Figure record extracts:
::::::
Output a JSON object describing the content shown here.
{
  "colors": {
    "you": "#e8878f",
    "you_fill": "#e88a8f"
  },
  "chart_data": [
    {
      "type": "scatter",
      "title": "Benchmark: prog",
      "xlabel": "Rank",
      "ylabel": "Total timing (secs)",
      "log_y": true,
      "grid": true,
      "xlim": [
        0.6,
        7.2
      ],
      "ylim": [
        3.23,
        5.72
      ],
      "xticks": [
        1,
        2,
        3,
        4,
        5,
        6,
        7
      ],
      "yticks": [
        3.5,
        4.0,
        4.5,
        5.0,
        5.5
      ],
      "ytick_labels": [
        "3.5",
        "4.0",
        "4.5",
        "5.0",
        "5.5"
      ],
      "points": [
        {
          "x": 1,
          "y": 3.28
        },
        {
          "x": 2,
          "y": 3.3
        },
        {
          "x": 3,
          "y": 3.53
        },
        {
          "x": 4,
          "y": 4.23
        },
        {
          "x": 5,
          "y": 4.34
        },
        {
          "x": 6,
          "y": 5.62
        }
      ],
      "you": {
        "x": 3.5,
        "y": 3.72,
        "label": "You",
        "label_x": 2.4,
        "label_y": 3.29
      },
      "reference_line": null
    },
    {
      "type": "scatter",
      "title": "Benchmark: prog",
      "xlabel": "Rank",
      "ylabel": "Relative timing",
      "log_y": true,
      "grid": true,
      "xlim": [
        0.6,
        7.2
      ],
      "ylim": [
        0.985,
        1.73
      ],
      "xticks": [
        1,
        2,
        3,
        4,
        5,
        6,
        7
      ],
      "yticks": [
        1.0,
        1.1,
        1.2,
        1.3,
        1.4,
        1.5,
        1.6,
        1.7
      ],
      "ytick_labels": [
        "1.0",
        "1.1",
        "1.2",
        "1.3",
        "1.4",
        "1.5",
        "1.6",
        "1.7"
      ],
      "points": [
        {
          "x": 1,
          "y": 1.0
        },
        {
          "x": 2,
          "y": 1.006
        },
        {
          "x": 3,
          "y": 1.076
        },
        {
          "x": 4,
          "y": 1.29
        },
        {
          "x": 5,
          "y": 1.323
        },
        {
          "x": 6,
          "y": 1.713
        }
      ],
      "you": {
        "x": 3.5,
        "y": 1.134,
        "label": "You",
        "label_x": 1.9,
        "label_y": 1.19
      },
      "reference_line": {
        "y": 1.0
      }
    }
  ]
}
::::::
▶ _DIRECTIONS_: Output each record exactly, leaving nothing out.

▶ _EXERCISE RESPONSE_:
Output a JSON object describing the content shown here.
{
  "colors": {
    "you": "#e8878f",
    "you_fill": "#e88a8f"
  },
  "chart_data": [
    {
      "type": "scatter",
      "title": "Benchmark: prog",
      "xlabel": "Rank",
      "ylabel": "Total timing (secs)",
      "log_y": true,
      "grid": true,
      "xlim": [
        0.6,
        7.2
      ],
      "ylim": [
        3.23,
        5.72
      ],
      "xticks": [
        1,
        2,
        3,
        4,
        5,
        6,
        7
      ],
      "yticks": [
        3.5,
        4.0,
        4.5,
        5.0,
        5.5
      ],
      "ytick_labels": [
        "3.5",
        "4.0",
        "4.5",
        "5.0",
        "5.5"
      ],
      "points": [
        {
          "x": 1,
          "y": 3.28
        },
        {
          "x": 2,
          "y": 3.3
        },
        {
          "x": 3,
          "y": 3.53
        },
        {
          "x": 4,
          "y": 4.23
        },
        {
          "x": 5,
          "y": 4.34
        },
        {
          "x": 6,
          "y": 5.62
        }
      ],
      "you": {
        "x": 3.5,
        "y": 3.72,
        "label": "You",
        "label_x": 2.4,
        "label_y": 3.29
      },
      "reference_line": null
    },
    {
      "type": "scatter",
      "title": "Benchmark: prog",
      "xlabel": "Rank",
      "ylabel": "Relative timing",
      "log_y": true,
      "grid": true,
      "xlim": [
        0.6,
        7.2
      ],
      "ylim": [
        0.985,
        1.73
      ],
      "xticks": [
        1,
        2,
        3,
        4,
        5,
        6,
        7
      ],
      "yticks": [
        1.0,
        1.1,
        1.2,
        1.3,
        1.4,
        1.5,
        1.6,
        1.7
      ],
      "ytick_labels": [
        "1.0",
        "1.1",
        "1.2",
        "1.3",
        "1.4",
        "1.5",
        "1.6",
        "1.7"
      ],
      "points": [
        {
          "x": 1,
          "y": 1.0
        },
        {
          "x": 2,
          "y": 1.006
        },
        {
          "x": 3,
          "y": 1.076
        },
        {
          "x": 4,
          "y": 1.29
        },
        {
          "x": 5,
          "y": 1.323
        },
        {
          "x": 6,
          "y": 1.713
        }
      ],
      "you": {
        "x": 3.5,
        "y": 1.134,
        "label": "You",
        "label_x": 1.9,
        "label_y": 1.19
      },
      "reference_line": {
        "y": 1.0
      }
    }
  ]
}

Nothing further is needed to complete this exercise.